**Stated task:** Set out every line bearing the string "Asian".

──────── Dataset extract

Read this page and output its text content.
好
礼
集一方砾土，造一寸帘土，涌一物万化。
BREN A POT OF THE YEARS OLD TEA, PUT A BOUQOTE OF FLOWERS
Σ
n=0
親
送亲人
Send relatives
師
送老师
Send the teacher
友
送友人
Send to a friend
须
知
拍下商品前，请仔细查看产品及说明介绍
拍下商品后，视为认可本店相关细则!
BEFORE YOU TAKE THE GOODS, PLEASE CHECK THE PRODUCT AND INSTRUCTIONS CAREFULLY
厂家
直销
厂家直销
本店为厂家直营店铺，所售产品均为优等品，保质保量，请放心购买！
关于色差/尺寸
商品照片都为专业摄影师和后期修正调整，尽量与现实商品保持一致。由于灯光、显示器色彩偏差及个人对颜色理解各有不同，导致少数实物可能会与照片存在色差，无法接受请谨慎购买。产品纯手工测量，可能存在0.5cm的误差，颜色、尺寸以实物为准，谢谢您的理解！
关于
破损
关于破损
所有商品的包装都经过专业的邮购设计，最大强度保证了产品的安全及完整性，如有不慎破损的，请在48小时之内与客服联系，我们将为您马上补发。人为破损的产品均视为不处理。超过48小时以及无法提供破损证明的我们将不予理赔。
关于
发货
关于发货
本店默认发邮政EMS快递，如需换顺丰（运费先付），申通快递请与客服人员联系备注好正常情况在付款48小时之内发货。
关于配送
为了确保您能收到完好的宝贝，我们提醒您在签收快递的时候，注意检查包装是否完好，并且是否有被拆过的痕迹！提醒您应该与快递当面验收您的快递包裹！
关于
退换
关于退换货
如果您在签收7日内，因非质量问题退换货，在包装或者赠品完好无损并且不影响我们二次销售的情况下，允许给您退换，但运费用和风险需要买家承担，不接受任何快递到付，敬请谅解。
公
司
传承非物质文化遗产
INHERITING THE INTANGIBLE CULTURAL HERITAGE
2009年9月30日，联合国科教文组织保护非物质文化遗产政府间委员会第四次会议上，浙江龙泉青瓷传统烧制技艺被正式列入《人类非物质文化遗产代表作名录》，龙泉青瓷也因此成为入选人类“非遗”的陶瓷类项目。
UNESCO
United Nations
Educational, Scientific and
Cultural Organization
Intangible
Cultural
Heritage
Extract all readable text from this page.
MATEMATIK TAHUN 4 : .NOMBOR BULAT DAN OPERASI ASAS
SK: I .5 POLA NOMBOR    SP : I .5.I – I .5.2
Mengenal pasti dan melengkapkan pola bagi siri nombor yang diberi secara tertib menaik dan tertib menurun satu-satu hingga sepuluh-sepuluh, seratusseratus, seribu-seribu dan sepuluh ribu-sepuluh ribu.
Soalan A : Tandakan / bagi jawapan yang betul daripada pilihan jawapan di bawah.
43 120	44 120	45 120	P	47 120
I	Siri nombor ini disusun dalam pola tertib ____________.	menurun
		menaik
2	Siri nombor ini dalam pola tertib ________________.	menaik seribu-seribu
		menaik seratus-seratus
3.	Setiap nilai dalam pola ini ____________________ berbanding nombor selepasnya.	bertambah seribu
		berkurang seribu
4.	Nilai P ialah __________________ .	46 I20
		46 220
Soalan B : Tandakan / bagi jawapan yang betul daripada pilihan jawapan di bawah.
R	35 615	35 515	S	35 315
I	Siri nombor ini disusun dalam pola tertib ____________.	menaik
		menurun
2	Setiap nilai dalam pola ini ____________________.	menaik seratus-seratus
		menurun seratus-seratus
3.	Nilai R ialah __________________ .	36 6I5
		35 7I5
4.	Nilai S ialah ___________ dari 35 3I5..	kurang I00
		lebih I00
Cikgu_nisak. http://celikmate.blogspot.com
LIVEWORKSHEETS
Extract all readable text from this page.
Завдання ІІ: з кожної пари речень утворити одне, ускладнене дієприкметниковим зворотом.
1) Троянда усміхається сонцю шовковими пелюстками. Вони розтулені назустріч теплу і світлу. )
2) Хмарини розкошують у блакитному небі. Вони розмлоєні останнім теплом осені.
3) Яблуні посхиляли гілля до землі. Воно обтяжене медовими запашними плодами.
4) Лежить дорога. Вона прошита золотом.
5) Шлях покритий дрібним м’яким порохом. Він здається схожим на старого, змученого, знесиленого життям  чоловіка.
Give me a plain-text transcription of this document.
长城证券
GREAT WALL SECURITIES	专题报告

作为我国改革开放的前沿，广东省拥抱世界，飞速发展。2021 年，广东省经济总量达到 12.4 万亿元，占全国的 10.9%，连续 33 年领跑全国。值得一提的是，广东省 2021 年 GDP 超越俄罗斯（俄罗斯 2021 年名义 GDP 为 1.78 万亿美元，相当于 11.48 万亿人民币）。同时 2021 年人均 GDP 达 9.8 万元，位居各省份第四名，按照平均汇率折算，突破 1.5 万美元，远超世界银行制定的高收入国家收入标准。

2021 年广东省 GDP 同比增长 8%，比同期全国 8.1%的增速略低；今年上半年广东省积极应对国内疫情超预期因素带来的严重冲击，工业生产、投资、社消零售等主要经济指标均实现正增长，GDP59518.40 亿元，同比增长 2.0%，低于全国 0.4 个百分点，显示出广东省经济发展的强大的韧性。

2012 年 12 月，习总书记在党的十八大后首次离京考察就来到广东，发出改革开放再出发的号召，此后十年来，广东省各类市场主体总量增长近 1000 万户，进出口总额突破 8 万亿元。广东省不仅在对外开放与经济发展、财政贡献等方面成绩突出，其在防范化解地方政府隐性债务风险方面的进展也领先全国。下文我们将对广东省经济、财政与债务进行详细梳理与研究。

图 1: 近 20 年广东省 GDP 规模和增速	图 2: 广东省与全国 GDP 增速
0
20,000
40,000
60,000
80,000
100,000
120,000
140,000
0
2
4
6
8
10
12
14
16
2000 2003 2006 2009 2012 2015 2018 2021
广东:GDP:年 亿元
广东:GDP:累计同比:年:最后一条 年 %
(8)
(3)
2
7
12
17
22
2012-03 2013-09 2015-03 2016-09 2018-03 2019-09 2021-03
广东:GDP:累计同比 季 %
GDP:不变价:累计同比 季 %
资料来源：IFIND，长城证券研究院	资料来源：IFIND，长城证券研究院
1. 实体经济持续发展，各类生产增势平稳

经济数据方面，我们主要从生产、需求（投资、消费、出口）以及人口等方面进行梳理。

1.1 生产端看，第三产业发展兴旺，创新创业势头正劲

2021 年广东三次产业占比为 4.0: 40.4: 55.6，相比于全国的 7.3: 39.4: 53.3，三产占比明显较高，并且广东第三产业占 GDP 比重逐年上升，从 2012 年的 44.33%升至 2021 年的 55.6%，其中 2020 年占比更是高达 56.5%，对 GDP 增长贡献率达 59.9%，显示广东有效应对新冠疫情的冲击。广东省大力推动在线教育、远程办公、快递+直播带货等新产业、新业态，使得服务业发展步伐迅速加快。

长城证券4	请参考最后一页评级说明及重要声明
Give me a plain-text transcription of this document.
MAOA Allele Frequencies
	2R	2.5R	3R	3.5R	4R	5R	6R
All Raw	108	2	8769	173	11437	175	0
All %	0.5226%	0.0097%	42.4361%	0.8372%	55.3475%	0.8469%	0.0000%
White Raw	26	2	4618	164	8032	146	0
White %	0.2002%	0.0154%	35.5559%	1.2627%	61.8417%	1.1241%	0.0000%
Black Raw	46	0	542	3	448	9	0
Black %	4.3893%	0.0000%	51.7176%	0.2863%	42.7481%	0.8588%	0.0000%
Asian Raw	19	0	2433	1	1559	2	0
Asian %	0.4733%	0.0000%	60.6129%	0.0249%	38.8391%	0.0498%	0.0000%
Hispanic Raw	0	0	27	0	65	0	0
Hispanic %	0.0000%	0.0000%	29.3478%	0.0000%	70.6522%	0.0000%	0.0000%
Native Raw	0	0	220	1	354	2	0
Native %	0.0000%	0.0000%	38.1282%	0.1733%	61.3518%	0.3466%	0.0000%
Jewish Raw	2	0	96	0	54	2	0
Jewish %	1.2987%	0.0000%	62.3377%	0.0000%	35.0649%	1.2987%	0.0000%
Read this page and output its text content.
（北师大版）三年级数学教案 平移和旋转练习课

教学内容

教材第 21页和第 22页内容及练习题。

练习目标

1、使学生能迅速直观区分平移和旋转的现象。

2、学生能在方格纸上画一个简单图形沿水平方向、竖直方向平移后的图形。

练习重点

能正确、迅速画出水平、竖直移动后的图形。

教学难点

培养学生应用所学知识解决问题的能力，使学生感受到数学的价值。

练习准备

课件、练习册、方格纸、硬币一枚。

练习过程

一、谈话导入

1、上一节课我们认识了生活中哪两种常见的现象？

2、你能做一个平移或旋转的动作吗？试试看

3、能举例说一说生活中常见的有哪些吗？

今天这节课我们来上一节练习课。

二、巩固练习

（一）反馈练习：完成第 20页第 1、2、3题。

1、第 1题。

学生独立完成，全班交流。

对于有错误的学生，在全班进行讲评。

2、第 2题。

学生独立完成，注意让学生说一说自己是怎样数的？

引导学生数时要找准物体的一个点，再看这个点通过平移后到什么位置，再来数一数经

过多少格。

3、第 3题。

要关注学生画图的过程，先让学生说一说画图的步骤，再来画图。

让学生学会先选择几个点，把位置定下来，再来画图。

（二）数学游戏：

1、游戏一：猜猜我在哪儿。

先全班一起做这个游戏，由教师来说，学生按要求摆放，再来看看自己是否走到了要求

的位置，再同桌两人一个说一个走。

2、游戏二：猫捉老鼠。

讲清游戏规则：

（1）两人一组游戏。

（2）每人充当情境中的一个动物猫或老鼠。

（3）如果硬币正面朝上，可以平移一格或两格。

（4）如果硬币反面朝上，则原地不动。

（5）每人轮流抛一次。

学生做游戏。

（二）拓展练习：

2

────────────────

**Task output:**
Asian Raw	19	0	2433	1	1559	2	0
Asian %	0.4733%	0.0000%	60.6129%	0.0249%	38.8391%	0.0498%	0.0000%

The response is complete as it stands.